## Begin Records shown

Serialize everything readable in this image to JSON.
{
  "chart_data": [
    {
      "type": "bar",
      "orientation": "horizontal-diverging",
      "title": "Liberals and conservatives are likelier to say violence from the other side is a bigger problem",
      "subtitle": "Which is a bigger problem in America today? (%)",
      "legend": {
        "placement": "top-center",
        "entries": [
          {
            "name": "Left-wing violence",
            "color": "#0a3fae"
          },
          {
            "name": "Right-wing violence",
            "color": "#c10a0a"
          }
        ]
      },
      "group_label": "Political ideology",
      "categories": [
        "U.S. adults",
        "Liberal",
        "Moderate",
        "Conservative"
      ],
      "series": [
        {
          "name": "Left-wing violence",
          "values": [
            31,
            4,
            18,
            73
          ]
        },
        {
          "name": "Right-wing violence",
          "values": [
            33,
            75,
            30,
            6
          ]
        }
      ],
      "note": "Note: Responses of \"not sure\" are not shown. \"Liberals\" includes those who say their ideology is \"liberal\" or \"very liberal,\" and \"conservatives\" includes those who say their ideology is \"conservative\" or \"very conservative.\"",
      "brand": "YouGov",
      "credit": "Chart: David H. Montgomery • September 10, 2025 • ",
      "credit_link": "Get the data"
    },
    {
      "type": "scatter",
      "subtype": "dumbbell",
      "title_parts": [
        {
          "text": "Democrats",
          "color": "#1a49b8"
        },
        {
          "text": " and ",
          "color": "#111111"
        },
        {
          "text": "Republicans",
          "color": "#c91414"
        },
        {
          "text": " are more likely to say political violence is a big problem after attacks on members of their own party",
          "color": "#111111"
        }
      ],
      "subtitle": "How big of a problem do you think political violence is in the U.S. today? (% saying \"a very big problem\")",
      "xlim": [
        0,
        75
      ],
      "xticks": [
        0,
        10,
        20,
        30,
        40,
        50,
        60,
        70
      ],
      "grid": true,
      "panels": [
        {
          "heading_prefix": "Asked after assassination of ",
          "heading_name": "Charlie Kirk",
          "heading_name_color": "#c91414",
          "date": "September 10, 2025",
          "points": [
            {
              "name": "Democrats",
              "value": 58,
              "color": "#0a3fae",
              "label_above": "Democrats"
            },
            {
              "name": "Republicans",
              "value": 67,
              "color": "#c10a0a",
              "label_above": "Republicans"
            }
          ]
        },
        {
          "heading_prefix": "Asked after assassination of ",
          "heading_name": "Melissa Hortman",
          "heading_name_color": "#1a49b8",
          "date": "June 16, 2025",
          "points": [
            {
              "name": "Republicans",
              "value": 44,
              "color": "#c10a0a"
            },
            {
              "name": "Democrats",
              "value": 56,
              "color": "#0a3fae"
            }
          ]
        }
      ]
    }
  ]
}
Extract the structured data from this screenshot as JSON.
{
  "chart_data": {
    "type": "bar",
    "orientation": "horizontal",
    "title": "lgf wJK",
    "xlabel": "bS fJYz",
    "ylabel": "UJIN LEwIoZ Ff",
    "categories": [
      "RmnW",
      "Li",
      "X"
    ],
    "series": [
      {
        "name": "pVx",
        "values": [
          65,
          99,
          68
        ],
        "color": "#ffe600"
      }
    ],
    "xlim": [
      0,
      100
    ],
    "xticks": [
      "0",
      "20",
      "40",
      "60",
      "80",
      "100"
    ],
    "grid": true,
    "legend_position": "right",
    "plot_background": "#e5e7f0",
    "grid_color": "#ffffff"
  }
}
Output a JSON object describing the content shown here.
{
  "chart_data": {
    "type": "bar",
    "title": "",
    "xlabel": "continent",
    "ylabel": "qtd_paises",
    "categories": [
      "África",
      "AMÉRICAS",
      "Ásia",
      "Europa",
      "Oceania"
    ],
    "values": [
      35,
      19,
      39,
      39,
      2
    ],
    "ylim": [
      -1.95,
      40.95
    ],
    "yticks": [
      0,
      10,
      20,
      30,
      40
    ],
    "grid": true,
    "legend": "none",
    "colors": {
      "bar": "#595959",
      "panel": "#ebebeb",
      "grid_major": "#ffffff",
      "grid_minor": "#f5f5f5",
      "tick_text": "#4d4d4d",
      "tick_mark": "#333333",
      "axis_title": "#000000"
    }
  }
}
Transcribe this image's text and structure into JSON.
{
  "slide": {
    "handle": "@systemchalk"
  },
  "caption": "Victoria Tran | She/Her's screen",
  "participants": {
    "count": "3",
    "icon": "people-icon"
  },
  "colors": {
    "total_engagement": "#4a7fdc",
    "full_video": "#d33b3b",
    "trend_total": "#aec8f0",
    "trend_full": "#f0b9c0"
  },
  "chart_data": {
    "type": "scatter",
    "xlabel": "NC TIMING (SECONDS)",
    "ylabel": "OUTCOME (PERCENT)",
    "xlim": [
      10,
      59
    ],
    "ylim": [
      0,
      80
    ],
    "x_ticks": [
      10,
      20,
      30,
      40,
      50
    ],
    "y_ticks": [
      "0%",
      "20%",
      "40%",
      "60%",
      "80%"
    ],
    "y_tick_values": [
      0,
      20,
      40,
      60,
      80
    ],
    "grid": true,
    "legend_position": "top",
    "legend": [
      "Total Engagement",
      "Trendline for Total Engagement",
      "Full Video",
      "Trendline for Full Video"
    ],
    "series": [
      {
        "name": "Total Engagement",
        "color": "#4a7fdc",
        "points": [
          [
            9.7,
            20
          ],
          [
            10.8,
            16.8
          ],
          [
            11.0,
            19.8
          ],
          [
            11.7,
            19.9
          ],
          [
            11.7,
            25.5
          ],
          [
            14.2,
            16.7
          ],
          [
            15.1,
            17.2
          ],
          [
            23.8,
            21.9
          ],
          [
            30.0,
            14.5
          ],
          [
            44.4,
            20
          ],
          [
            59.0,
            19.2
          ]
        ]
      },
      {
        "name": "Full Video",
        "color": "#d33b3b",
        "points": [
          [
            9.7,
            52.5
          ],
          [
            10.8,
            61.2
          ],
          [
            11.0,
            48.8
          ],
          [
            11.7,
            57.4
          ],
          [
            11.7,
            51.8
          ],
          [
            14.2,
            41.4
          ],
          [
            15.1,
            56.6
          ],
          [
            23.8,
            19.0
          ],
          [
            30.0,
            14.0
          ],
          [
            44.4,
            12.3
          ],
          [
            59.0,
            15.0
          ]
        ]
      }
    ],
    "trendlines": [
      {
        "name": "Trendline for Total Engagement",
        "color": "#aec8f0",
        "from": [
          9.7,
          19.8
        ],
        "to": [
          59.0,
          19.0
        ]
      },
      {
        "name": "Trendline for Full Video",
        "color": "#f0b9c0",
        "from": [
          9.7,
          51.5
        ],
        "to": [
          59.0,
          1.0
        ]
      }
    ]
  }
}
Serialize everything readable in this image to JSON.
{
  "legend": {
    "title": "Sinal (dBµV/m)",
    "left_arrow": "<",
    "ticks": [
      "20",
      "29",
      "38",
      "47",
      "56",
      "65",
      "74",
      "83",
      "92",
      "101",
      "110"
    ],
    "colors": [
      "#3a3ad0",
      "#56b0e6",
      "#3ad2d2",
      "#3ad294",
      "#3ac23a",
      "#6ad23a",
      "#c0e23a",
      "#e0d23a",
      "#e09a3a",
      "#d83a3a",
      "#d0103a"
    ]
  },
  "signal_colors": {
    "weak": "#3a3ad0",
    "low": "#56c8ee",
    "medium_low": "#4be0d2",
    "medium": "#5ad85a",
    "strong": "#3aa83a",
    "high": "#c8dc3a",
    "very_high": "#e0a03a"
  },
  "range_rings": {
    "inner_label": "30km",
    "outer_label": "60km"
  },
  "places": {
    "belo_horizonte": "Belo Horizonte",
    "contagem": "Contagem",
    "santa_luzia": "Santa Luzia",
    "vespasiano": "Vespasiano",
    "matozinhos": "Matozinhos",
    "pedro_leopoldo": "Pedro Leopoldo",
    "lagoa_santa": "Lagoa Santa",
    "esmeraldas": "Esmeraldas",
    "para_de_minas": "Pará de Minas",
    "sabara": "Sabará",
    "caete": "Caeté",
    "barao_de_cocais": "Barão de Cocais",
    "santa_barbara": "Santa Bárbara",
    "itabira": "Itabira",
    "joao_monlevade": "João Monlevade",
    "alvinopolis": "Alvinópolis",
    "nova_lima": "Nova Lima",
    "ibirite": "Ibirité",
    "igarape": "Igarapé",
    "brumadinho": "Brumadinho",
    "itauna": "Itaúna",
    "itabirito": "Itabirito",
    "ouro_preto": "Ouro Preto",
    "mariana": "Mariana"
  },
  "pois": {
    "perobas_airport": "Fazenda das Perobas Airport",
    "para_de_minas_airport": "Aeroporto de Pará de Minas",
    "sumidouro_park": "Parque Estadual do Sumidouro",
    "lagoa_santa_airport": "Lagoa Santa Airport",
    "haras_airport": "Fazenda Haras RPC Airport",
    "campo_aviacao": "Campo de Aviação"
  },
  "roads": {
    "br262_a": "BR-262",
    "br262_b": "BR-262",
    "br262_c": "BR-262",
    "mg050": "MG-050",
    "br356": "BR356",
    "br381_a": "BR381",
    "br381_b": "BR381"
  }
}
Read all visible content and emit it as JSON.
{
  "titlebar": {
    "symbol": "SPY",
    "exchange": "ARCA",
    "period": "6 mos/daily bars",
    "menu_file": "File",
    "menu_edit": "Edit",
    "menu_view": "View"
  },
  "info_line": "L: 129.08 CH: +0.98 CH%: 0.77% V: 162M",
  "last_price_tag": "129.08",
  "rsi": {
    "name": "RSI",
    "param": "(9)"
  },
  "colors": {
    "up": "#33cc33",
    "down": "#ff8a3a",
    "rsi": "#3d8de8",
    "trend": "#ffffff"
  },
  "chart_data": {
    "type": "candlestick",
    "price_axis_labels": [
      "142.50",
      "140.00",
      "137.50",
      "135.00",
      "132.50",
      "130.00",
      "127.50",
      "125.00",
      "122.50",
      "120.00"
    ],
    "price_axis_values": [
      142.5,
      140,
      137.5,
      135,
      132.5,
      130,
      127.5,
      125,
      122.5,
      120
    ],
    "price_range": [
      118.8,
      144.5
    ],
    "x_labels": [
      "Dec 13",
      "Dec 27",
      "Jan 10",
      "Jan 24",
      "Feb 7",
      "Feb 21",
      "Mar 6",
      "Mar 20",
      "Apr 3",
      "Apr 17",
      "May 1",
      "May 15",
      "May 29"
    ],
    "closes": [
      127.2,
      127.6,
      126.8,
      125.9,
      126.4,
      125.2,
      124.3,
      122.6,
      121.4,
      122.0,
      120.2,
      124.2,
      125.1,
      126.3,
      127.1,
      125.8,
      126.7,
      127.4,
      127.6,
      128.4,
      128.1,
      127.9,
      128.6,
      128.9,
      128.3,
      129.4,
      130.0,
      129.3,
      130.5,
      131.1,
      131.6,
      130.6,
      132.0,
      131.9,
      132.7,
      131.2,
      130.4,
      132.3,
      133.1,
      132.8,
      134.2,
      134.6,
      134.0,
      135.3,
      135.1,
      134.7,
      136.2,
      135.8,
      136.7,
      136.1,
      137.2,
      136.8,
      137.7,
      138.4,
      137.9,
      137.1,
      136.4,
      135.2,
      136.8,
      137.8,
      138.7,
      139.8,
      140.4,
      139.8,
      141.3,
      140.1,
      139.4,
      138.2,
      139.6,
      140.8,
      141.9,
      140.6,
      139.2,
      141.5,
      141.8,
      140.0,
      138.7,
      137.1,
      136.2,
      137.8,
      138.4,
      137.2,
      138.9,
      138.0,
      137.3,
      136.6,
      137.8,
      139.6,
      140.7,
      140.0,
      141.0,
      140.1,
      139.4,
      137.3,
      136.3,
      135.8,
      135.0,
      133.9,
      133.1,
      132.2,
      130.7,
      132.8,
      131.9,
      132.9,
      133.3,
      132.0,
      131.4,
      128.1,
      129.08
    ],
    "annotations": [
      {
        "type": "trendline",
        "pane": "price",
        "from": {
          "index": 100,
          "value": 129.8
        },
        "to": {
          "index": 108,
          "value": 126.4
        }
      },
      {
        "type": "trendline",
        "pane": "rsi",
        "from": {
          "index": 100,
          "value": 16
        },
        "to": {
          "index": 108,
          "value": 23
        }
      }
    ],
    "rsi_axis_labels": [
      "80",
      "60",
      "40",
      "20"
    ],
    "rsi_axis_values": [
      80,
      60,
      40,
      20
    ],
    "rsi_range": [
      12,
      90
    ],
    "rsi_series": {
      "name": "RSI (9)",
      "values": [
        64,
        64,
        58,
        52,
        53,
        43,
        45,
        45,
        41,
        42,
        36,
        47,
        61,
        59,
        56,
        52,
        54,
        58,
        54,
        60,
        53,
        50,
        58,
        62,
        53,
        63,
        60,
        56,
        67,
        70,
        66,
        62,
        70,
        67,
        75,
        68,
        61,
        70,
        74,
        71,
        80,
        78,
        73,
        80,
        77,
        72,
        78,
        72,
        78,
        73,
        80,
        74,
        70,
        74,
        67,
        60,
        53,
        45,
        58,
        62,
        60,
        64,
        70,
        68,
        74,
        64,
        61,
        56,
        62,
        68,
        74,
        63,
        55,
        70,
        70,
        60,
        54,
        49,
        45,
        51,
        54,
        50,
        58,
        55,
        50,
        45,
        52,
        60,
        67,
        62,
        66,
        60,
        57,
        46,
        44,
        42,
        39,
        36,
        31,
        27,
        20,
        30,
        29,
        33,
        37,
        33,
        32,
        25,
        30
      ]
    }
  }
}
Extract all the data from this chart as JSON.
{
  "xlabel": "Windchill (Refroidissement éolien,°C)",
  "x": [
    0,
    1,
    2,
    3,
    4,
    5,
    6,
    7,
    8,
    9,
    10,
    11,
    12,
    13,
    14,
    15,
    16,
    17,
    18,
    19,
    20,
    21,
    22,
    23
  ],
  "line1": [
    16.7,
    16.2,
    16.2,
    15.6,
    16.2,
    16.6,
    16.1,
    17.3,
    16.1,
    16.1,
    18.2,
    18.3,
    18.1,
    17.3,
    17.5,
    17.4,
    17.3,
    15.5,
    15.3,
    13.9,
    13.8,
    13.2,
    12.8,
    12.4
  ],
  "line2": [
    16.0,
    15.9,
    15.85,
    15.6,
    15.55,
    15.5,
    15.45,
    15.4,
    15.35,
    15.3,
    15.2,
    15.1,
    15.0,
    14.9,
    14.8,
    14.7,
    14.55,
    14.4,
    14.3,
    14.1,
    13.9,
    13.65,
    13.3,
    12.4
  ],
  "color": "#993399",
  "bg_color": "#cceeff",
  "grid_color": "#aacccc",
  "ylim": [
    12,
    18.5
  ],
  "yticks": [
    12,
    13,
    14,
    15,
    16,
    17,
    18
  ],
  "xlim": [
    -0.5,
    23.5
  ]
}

## End Records shown

Show every line in the records above that contains the word "their".

      "note": "Note: Responses of \"not sure\" are not shown. \"Liberals\" includes those who say their ideology is \"liberal\" or \"very liberal,\" and \"conservatives\" includes those who say their ideology is \"conservative\" or \"very conservative.\"",
          "text": " are more likely to say political violence is a big problem after attacks on members of their own party",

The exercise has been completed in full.